(Directive) Below is a block of records. Copy every line in it that contains the word "from".

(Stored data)
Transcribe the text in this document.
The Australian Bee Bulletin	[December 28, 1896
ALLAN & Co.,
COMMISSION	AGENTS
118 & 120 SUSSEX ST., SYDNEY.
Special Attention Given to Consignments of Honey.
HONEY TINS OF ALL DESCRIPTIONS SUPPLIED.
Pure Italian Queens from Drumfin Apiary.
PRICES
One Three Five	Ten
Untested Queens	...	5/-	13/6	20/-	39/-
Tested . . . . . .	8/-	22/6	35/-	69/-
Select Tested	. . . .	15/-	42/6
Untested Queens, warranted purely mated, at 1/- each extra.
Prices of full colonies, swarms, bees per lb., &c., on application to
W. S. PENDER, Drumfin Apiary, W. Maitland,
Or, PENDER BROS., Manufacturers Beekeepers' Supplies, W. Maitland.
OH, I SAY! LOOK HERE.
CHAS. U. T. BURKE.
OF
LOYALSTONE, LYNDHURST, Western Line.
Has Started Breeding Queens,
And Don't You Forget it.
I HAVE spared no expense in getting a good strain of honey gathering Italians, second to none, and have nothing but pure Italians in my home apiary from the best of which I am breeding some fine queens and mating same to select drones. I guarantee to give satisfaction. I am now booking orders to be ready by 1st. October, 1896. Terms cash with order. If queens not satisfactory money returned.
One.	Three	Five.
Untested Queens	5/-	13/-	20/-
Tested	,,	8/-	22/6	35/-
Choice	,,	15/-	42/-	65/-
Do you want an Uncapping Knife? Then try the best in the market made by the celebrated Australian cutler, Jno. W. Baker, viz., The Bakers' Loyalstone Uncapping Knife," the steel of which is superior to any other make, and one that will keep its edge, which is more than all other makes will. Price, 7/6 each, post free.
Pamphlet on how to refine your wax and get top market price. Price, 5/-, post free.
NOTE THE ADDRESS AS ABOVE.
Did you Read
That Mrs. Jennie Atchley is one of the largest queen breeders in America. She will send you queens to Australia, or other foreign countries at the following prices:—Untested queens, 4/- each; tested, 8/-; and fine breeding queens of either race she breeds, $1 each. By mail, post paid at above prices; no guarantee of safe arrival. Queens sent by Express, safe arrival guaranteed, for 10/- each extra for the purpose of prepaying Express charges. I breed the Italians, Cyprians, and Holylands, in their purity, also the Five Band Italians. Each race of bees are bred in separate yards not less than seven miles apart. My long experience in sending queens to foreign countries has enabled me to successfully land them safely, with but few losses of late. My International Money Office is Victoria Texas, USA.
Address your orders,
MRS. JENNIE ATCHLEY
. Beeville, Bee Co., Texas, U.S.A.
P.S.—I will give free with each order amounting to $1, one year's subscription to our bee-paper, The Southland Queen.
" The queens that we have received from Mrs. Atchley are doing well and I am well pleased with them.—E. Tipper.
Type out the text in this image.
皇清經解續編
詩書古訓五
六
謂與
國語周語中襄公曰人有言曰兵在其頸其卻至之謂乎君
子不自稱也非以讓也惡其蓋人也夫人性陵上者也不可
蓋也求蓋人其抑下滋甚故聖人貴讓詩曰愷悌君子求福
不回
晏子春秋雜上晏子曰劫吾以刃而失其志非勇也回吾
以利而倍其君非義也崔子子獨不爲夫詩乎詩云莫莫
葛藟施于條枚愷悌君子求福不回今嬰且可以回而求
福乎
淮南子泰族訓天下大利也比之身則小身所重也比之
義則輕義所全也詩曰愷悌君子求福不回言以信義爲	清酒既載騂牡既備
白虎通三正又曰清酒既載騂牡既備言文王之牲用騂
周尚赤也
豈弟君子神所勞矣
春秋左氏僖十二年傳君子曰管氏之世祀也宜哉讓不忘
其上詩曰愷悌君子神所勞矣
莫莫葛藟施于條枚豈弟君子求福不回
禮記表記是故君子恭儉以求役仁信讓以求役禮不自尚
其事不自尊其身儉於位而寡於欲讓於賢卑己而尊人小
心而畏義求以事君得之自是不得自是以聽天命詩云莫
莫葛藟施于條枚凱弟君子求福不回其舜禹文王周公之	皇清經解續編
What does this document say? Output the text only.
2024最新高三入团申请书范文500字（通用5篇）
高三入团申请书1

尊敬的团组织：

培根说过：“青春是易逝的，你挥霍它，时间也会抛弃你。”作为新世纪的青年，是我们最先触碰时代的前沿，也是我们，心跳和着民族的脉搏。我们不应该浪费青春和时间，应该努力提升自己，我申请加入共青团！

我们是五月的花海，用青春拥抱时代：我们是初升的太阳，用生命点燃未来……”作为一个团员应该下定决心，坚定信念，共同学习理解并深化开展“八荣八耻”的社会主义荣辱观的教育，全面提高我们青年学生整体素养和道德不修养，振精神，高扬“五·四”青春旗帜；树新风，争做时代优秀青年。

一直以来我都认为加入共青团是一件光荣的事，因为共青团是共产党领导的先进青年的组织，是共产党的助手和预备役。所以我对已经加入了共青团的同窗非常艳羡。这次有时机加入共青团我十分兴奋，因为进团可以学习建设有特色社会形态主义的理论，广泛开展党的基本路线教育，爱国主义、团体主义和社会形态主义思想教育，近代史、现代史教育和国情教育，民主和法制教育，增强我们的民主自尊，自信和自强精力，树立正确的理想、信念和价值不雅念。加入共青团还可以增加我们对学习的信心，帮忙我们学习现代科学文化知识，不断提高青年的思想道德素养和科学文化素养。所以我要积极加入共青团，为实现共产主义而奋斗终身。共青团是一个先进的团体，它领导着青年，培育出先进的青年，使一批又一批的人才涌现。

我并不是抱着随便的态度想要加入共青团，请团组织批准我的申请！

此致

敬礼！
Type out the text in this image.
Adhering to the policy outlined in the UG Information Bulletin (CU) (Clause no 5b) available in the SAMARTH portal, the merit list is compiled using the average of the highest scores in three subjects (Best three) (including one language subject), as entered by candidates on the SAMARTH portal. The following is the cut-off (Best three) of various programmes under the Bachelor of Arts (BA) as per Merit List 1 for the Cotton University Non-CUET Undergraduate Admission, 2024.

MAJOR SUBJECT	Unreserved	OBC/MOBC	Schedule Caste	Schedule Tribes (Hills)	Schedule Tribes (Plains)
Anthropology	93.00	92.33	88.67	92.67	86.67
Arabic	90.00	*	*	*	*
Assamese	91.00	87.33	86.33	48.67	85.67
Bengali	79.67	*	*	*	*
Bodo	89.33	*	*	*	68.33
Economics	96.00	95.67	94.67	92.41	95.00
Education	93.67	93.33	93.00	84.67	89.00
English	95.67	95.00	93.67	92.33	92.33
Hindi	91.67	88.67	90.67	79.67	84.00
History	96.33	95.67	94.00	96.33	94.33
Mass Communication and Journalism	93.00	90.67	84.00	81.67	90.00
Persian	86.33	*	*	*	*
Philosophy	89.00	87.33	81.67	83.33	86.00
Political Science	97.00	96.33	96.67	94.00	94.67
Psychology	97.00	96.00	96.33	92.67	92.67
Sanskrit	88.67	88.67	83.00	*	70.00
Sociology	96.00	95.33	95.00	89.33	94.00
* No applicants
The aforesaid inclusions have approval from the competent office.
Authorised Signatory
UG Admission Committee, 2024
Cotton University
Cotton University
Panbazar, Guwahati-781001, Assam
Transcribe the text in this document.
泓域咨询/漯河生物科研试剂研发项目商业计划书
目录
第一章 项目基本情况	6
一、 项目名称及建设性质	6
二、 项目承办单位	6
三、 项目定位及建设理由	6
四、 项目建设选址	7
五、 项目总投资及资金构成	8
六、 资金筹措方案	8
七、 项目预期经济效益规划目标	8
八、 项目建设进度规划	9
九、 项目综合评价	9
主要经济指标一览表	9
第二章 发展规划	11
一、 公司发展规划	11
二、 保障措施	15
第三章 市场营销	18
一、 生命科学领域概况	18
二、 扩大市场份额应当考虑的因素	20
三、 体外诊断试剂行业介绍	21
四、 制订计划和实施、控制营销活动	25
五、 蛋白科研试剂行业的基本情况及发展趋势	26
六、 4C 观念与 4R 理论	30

(The answer)
Pure Italian Queens from Drumfin Apiary.
I HAVE spared no expense in getting a good strain of honey gathering Italians, second to none, and have nothing but pure Italians in my home apiary from the best of which I am breeding some fine queens and mating same to select drones. I guarantee to give satisfaction. I am now booking orders to be ready by 1st. October, 1896. Terms cash with order. If queens not satisfactory money returned.
" The queens that we have received from Mrs. Atchley are doing well and I am well pleased with them.—E. Tipper.
The aforesaid inclusions have approval from the competent office.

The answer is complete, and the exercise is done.